YOUR OBJECTIVE: Collect each line holding the string "Shift".

** Start EXERCISE INPUTS **

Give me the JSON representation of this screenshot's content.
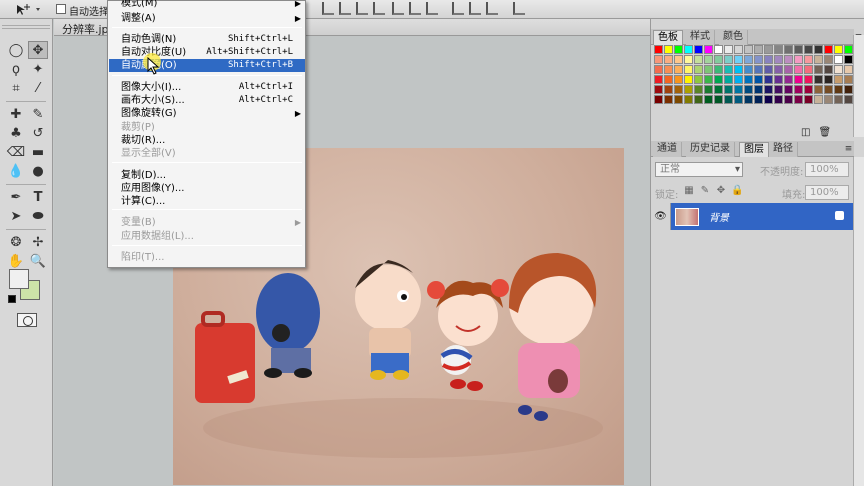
{
  "options_bar": {
    "auto_select_label": "自动选择"
  },
  "document": {
    "tab_title": "分辨率.jpg"
  },
  "image_menu": {
    "items": [
      {
        "label": "模式(M)",
        "shortcut": "",
        "submenu": true,
        "disabled": false,
        "highlight": false
      },
      {
        "label": "调整(A)",
        "shortcut": "",
        "submenu": true,
        "disabled": false,
        "highlight": false
      },
      {
        "label": "自动色调(N)",
        "shortcut": "Shift+Ctrl+L",
        "submenu": false,
        "disabled": false,
        "highlight": false
      },
      {
        "label": "自动对比度(U)",
        "shortcut": "Alt+Shift+Ctrl+L",
        "submenu": false,
        "disabled": false,
        "highlight": false
      },
      {
        "label": "自动颜色(O)",
        "shortcut": "Shift+Ctrl+B",
        "submenu": false,
        "disabled": false,
        "highlight": true
      },
      {
        "label": "图像大小(I)...",
        "shortcut": "Alt+Ctrl+I",
        "submenu": false,
        "disabled": false,
        "highlight": false
      },
      {
        "label": "画布大小(S)...",
        "shortcut": "Alt+Ctrl+C",
        "submenu": false,
        "disabled": false,
        "highlight": false
      },
      {
        "label": "图像旋转(G)",
        "shortcut": "",
        "submenu": true,
        "disabled": false,
        "highlight": false
      },
      {
        "label": "裁剪(P)",
        "shortcut": "",
        "submenu": false,
        "disabled": true,
        "highlight": false
      },
      {
        "label": "裁切(R)...",
        "shortcut": "",
        "submenu": false,
        "disabled": false,
        "highlight": false
      },
      {
        "label": "显示全部(V)",
        "shortcut": "",
        "submenu": false,
        "disabled": true,
        "highlight": false
      },
      {
        "label": "复制(D)...",
        "shortcut": "",
        "submenu": false,
        "disabled": false,
        "highlight": false
      },
      {
        "label": "应用图像(Y)...",
        "shortcut": "",
        "submenu": false,
        "disabled": false,
        "highlight": false
      },
      {
        "label": "计算(C)...",
        "shortcut": "",
        "submenu": false,
        "disabled": false,
        "highlight": false
      },
      {
        "label": "变量(B)",
        "shortcut": "",
        "submenu": true,
        "disabled": true,
        "highlight": false
      },
      {
        "label": "应用数据组(L)...",
        "shortcut": "",
        "submenu": false,
        "disabled": true,
        "highlight": false
      },
      {
        "label": "陷印(T)...",
        "shortcut": "",
        "submenu": false,
        "disabled": true,
        "highlight": false
      }
    ]
  },
  "swatch_panel": {
    "tabs": [
      "色板",
      "样式",
      "颜色"
    ],
    "active_tab": 0,
    "colors": [
      "#ff0000",
      "#ffff00",
      "#00ff00",
      "#00ffff",
      "#0000ff",
      "#ff00ff",
      "#ffffff",
      "#ebebeb",
      "#d6d6d6",
      "#c2c2c2",
      "#adadad",
      "#999999",
      "#858585",
      "#707070",
      "#5c5c5c",
      "#474747",
      "#333333",
      "#ff0000",
      "#ffff00",
      "#00ff00",
      "#f7977a",
      "#f9ad81",
      "#fdc68a",
      "#fff79a",
      "#c4df9b",
      "#a2d39c",
      "#82ca9d",
      "#7bcdc8",
      "#6ecff6",
      "#7ea7d8",
      "#8493ca",
      "#8882be",
      "#a187be",
      "#bc8dbf",
      "#f49ac2",
      "#f6989d",
      "#c7b299",
      "#998675",
      "#ffffff",
      "#000000",
      "#f26c4f",
      "#f68e55",
      "#fbaf5c",
      "#fff467",
      "#acd372",
      "#7cc576",
      "#3bb878",
      "#1abbb4",
      "#00bff3",
      "#438ccb",
      "#5574b9",
      "#605ca8",
      "#855fa8",
      "#a763a8",
      "#f06ea9",
      "#f26d7d",
      "#736357",
      "#534741",
      "#f0e1d2",
      "#e6c8aa",
      "#ed1c24",
      "#f26522",
      "#f7941d",
      "#fff200",
      "#8dc63f",
      "#39b54a",
      "#00a651",
      "#00a99d",
      "#00aeef",
      "#0072bc",
      "#0054a6",
      "#2e3192",
      "#662d91",
      "#92278f",
      "#ec008c",
      "#ed145b",
      "#362f2d",
      "#2b2522",
      "#c69c6d",
      "#a67c52",
      "#9e0b0f",
      "#a0410d",
      "#a36209",
      "#aba000",
      "#598527",
      "#1a7b30",
      "#007236",
      "#00746b",
      "#0076a3",
      "#004b80",
      "#003471",
      "#1b1464",
      "#440e62",
      "#630460",
      "#9e005d",
      "#9e0039",
      "#8c6239",
      "#754c24",
      "#603913",
      "#42210b",
      "#790000",
      "#7b2e00",
      "#7d4900",
      "#827b00",
      "#406618",
      "#005e20",
      "#005826",
      "#005952",
      "#005b7f",
      "#003663",
      "#002157",
      "#0d004c",
      "#32004b",
      "#4b0049",
      "#7b0046",
      "#7a0026",
      "#c7b299",
      "#998675",
      "#736357",
      "#534741"
    ],
    "footer_icons": [
      "new-swatch-icon",
      "delete-swatch-icon"
    ]
  },
  "layers_panel": {
    "tabs": [
      "通道",
      "历史记录",
      "图层",
      "路径"
    ],
    "active_tab": 2,
    "blend_mode": "正常",
    "opacity_label": "不透明度:",
    "opacity_value": "100%",
    "lock_label": "锁定:",
    "fill_label": "填充:",
    "fill_value": "100%",
    "layers": [
      {
        "name": "背景",
        "visible": true,
        "locked": true,
        "selected": true
      }
    ]
  }
}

** End EXERCISE INPUTS **

OUTPUT OF THE EXERCISE:
        "shortcut": "Shift+Ctrl+L",
        "shortcut": "Alt+Shift+Ctrl+L",
        "shortcut": "Shift+Ctrl+B",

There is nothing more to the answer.